===== INPUT MATERIAL

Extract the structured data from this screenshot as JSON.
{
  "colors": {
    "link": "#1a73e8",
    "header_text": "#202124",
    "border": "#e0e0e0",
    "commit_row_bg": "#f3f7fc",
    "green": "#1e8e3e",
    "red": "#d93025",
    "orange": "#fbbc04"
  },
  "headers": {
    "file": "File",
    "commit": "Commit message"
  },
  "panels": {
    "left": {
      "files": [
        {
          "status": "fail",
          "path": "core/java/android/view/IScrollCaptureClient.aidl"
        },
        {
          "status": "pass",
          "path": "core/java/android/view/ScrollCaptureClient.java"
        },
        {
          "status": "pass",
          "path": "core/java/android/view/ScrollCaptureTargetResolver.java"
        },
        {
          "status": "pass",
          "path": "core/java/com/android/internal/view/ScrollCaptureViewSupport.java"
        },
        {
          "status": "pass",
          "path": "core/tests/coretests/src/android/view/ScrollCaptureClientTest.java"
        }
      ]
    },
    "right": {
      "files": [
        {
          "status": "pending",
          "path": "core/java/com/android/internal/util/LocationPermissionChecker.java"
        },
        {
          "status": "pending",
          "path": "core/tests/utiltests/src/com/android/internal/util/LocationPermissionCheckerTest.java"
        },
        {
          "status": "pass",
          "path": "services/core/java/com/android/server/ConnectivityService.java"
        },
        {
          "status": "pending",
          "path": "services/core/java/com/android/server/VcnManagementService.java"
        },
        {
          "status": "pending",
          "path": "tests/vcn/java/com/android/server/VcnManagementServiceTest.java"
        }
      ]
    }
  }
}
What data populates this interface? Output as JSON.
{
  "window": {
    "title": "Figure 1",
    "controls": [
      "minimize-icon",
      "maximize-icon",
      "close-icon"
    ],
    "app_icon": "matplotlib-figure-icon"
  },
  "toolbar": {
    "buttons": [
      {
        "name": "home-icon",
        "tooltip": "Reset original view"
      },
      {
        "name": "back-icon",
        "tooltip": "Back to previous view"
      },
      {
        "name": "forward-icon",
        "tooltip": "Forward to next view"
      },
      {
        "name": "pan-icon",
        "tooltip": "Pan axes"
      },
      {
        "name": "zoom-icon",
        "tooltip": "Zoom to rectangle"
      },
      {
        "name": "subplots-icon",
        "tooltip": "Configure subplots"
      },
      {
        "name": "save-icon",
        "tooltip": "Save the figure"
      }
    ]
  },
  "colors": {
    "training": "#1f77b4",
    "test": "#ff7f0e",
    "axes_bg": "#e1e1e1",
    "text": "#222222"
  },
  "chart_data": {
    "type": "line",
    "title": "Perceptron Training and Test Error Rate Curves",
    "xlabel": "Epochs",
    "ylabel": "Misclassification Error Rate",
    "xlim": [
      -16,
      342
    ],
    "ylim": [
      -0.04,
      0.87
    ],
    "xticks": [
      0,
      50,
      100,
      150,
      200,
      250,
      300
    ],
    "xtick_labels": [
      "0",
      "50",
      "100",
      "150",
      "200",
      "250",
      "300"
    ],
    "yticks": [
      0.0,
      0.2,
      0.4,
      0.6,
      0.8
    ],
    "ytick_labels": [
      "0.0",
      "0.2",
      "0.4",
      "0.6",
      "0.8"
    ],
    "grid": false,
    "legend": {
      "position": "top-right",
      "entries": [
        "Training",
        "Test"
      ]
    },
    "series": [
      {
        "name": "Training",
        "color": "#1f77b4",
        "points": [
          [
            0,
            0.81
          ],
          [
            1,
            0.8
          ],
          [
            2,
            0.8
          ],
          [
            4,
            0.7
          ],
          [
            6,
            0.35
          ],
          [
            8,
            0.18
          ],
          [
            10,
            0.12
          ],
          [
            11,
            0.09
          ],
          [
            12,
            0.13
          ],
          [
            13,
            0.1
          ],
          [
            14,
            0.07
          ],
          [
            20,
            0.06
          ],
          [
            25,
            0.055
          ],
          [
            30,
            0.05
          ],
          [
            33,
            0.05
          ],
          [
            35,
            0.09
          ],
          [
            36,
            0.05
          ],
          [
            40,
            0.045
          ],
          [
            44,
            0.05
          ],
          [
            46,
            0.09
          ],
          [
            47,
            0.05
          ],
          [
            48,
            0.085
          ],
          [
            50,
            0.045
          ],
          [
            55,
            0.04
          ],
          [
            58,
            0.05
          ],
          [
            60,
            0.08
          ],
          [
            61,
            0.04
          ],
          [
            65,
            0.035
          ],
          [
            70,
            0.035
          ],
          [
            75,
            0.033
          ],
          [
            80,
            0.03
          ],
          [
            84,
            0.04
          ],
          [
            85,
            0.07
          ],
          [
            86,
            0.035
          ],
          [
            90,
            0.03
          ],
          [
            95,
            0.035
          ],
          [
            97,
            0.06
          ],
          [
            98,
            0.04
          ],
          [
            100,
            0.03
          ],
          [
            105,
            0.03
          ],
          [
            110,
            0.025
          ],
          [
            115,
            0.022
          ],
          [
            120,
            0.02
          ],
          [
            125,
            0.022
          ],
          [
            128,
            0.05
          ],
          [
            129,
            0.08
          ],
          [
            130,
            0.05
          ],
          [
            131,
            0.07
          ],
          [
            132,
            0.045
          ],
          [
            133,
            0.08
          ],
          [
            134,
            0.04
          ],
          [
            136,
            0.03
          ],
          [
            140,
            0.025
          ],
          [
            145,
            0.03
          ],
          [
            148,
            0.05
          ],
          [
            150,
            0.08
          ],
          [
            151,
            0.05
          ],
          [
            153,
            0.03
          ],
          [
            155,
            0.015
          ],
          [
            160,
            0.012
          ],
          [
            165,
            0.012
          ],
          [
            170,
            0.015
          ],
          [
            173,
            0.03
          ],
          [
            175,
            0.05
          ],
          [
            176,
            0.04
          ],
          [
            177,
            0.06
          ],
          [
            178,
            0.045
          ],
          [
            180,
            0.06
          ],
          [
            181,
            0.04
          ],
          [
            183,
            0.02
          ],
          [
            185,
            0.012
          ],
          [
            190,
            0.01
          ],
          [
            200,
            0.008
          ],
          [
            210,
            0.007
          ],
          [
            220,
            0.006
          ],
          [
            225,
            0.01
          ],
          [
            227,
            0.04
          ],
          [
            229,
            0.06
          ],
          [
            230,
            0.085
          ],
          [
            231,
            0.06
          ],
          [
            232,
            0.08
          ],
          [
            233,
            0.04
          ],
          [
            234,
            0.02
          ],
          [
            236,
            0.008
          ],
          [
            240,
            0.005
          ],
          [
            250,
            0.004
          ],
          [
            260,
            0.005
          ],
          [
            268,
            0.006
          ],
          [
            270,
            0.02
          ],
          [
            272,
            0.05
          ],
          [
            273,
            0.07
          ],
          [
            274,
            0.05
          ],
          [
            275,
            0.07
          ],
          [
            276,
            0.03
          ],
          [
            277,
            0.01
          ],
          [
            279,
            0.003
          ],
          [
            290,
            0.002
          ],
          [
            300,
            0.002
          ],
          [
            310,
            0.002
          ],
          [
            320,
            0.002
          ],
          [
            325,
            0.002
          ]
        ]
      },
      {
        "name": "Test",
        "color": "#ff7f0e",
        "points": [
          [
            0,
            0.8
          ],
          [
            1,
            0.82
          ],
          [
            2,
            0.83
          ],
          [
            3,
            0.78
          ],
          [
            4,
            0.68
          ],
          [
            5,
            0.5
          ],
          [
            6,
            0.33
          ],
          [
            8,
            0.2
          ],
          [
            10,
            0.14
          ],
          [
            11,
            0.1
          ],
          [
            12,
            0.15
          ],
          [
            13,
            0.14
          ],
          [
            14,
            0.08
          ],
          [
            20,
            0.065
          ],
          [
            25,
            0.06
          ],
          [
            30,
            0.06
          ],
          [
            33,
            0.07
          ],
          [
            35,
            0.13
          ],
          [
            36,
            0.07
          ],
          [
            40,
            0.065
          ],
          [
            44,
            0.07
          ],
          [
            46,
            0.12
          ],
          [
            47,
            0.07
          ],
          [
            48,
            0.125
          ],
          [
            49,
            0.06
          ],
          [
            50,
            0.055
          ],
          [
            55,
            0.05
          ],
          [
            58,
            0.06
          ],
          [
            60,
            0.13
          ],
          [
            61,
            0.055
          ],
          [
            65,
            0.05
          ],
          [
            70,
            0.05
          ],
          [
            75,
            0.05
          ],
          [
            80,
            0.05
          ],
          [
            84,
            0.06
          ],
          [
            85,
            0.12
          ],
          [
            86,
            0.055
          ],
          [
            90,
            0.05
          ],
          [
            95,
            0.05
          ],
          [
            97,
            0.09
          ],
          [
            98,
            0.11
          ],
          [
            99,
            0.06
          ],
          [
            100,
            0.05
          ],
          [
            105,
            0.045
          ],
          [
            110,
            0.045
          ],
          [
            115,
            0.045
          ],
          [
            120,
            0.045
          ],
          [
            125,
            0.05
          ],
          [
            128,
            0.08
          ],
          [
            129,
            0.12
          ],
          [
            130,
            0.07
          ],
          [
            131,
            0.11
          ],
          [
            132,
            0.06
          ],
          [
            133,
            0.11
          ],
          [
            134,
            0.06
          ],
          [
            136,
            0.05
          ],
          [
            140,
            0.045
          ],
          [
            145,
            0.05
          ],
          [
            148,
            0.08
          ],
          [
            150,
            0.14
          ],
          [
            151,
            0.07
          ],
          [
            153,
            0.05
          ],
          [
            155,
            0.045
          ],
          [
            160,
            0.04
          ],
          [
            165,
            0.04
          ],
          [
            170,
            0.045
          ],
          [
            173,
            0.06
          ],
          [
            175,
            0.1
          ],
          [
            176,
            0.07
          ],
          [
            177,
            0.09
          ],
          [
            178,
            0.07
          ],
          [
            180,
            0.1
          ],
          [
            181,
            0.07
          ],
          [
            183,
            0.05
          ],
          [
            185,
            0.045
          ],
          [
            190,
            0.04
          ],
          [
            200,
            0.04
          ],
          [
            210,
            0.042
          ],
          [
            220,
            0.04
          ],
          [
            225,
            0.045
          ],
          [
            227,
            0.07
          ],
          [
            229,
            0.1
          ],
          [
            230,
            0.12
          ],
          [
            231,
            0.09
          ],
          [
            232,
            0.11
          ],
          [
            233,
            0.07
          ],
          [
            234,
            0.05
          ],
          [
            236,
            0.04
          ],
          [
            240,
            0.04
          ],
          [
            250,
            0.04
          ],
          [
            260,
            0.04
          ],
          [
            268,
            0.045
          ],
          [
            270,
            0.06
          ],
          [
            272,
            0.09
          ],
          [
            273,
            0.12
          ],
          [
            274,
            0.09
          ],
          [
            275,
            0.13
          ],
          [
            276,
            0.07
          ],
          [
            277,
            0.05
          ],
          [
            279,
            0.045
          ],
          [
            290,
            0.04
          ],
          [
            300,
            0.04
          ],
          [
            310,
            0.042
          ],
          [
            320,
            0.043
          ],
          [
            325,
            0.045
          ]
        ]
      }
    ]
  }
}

==========

■ SHORT PROBLEM ■
In the listing above, find each line with the word "name" and copy it.

■ EXERCISE ANSWER ■
        "name": "home-icon",
        "name": "back-icon",
        "name": "forward-icon",
        "name": "pan-icon",
        "name": "zoom-icon",
        "name": "subplots-icon",
        "name": "save-icon",
        "name": "Training",
        "name": "Test",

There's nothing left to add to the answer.